| DATA FOR THE TASK |

§

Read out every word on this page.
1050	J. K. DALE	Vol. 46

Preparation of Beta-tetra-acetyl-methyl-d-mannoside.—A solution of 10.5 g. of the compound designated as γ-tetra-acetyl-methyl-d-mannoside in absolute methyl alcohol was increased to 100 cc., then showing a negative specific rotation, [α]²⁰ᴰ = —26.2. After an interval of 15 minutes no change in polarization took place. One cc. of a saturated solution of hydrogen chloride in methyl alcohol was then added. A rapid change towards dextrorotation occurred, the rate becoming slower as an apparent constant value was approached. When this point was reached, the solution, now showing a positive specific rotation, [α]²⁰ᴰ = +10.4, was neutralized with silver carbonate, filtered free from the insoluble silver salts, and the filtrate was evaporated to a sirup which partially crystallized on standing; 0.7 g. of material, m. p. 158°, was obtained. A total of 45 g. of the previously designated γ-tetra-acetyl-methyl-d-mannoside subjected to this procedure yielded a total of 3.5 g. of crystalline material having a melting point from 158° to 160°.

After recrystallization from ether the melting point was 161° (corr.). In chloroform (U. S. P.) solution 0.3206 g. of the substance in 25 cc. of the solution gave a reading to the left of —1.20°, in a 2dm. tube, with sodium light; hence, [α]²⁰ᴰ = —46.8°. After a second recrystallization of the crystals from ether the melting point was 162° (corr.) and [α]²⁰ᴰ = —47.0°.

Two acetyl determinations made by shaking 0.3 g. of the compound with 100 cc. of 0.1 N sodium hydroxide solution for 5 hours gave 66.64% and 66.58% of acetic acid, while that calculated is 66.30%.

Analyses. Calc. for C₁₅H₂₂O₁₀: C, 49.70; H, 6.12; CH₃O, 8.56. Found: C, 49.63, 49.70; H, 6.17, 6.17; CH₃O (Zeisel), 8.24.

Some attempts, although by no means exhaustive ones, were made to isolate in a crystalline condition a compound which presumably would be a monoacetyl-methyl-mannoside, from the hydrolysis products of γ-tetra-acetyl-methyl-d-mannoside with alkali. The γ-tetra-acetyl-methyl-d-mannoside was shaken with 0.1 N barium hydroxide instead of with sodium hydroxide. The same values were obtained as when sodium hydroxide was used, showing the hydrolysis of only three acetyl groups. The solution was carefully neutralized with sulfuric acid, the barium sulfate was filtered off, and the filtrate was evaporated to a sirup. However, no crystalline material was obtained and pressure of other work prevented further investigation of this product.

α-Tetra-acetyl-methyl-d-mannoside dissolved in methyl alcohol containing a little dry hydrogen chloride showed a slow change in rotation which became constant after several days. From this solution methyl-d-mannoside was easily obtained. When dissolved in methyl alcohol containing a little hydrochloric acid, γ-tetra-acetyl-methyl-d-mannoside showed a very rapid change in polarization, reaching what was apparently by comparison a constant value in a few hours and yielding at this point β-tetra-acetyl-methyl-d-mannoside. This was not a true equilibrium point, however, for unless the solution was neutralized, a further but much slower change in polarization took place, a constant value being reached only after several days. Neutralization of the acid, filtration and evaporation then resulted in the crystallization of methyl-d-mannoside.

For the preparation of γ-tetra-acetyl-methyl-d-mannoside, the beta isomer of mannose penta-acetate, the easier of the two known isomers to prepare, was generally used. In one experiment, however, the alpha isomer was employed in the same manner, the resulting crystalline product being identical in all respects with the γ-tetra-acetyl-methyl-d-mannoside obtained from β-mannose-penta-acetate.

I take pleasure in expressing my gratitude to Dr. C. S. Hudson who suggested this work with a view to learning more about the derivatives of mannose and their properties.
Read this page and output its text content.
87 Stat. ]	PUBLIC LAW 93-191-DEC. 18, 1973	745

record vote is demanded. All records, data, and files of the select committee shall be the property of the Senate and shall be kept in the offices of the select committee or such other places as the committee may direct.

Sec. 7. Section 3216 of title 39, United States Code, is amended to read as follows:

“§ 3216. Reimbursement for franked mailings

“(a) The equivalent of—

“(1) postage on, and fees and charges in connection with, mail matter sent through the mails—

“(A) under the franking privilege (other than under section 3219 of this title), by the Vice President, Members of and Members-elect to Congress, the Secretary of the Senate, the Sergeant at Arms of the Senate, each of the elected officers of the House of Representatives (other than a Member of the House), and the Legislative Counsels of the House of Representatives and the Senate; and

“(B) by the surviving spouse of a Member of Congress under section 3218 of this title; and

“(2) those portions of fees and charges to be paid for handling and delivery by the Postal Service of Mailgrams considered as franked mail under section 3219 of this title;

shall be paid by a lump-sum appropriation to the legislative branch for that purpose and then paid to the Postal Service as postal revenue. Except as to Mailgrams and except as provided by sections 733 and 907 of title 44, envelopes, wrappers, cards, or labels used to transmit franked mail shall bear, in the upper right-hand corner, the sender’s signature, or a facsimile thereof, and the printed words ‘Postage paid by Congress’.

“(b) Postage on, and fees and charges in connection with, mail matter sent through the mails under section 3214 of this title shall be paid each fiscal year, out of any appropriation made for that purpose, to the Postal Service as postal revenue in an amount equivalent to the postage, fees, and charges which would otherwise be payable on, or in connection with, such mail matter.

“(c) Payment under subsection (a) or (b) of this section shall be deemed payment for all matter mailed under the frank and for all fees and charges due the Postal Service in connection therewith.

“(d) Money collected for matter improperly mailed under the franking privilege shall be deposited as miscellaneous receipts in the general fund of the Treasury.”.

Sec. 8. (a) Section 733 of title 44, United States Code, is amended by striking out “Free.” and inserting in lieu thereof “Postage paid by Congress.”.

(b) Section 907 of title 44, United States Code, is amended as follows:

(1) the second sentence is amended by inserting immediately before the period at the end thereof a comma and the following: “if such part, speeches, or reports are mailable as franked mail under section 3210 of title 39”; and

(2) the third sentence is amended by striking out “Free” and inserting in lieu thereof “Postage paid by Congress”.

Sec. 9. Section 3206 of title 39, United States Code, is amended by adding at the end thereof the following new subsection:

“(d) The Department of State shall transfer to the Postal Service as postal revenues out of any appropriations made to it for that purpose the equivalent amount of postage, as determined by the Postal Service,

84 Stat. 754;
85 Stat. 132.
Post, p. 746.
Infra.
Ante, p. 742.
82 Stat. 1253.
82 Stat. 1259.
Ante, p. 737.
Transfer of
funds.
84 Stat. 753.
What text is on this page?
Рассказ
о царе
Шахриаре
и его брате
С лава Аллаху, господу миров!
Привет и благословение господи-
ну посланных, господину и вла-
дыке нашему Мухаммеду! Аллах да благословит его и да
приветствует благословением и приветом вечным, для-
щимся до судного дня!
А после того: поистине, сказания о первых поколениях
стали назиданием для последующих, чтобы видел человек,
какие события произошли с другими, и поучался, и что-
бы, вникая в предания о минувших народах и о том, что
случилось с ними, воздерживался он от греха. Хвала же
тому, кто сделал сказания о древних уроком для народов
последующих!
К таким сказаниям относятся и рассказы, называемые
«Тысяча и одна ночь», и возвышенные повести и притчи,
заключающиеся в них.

§

| PROBLEM |
Copy each line that holds the word "последующих".

| THE OUTPUT |
стали назиданием для последующих, чтобы видел человек,
последующих!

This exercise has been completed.